Instructions for the task — Your answer must consist solely of the number of lines that contain the word "Triplice".

Data for this exercise —
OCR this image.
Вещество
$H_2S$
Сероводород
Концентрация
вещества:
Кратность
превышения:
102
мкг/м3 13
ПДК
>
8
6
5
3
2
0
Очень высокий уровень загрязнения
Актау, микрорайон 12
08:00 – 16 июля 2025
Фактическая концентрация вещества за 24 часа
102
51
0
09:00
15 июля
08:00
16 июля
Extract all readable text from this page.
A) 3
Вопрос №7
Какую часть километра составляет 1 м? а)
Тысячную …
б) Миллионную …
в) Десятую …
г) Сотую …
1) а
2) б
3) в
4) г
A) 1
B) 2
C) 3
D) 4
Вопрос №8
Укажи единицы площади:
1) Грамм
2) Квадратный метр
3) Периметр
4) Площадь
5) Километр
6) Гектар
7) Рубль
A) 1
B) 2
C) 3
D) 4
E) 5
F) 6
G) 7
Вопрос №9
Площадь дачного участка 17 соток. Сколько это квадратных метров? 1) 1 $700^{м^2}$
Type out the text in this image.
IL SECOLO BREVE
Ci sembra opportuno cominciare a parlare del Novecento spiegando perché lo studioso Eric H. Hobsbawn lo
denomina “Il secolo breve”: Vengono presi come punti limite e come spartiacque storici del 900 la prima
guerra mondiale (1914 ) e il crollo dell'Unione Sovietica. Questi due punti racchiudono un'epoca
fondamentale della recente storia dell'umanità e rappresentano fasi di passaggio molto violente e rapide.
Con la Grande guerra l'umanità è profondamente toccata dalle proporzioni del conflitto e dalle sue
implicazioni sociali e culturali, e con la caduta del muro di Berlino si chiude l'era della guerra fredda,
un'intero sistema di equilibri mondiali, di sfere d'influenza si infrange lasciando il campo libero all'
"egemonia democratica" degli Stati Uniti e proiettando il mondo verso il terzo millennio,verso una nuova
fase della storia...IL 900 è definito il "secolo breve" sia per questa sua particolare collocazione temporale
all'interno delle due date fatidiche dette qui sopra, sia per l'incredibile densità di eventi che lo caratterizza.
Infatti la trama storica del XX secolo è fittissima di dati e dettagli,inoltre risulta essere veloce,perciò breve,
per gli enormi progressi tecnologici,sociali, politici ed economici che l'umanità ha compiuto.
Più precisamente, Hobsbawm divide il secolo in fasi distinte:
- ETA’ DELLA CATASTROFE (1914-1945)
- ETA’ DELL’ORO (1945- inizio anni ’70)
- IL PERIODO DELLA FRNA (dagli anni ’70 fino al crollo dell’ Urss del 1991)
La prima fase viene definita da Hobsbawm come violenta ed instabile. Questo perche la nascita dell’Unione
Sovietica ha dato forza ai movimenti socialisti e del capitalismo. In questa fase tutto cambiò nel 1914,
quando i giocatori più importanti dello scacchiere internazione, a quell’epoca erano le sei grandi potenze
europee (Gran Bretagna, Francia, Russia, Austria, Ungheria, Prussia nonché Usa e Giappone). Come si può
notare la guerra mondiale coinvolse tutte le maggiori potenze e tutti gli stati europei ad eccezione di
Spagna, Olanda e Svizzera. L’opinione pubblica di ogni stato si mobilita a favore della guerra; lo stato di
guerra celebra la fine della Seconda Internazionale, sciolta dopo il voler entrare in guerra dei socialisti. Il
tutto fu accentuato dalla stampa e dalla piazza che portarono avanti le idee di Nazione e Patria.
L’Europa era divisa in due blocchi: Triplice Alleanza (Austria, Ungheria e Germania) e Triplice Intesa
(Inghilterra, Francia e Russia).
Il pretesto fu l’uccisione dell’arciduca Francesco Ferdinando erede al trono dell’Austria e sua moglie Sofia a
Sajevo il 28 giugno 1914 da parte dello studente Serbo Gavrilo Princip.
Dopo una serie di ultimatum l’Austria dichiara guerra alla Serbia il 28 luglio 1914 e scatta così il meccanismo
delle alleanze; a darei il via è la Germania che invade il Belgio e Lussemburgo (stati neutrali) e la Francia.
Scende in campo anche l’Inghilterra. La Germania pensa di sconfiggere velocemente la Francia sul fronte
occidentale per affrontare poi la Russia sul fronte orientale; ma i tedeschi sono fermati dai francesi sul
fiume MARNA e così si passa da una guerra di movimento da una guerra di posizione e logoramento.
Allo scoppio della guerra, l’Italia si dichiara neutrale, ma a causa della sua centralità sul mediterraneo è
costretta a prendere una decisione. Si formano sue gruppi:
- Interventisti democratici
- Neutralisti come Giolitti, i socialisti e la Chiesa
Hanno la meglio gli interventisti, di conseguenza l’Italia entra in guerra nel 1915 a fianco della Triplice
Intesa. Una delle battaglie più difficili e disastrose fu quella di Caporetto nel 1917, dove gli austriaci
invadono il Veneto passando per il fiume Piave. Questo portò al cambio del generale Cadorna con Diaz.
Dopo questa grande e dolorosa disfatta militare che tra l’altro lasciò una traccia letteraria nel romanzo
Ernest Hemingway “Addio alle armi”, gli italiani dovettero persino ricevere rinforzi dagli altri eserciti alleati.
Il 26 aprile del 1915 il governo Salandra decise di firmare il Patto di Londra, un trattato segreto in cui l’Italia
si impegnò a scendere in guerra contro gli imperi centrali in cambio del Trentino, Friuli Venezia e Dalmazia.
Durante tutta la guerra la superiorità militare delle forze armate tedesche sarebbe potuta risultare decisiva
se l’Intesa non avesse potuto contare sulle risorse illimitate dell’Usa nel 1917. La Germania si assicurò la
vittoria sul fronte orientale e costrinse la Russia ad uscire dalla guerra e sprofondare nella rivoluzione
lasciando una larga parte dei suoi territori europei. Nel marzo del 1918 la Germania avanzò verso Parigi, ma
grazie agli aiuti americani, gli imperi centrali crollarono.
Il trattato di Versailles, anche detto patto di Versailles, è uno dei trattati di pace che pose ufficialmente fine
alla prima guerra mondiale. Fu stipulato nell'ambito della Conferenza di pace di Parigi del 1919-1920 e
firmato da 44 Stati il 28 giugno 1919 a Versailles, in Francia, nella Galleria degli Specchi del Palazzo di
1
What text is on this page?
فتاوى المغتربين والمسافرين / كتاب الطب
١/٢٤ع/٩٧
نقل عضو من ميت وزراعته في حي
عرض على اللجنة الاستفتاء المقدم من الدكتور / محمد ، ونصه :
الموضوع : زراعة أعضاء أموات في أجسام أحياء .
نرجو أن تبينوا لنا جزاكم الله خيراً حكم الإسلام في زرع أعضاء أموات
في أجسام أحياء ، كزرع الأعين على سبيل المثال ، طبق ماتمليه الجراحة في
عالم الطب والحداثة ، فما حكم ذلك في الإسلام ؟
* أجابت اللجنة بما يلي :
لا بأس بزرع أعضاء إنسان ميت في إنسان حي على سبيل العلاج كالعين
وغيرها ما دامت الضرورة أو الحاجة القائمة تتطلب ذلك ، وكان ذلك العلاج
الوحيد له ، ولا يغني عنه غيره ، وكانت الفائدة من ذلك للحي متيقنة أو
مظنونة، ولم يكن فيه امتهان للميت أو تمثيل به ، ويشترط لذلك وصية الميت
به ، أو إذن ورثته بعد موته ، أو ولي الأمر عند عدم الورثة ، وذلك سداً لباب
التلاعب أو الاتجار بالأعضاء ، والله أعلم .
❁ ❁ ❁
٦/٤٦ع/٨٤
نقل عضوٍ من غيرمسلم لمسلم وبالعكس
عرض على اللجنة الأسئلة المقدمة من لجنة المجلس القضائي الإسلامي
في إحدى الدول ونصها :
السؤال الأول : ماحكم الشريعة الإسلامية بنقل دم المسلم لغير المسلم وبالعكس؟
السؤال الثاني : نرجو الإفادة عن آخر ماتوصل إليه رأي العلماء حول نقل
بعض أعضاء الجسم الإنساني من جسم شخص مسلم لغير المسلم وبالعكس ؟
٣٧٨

Exercise solution — 2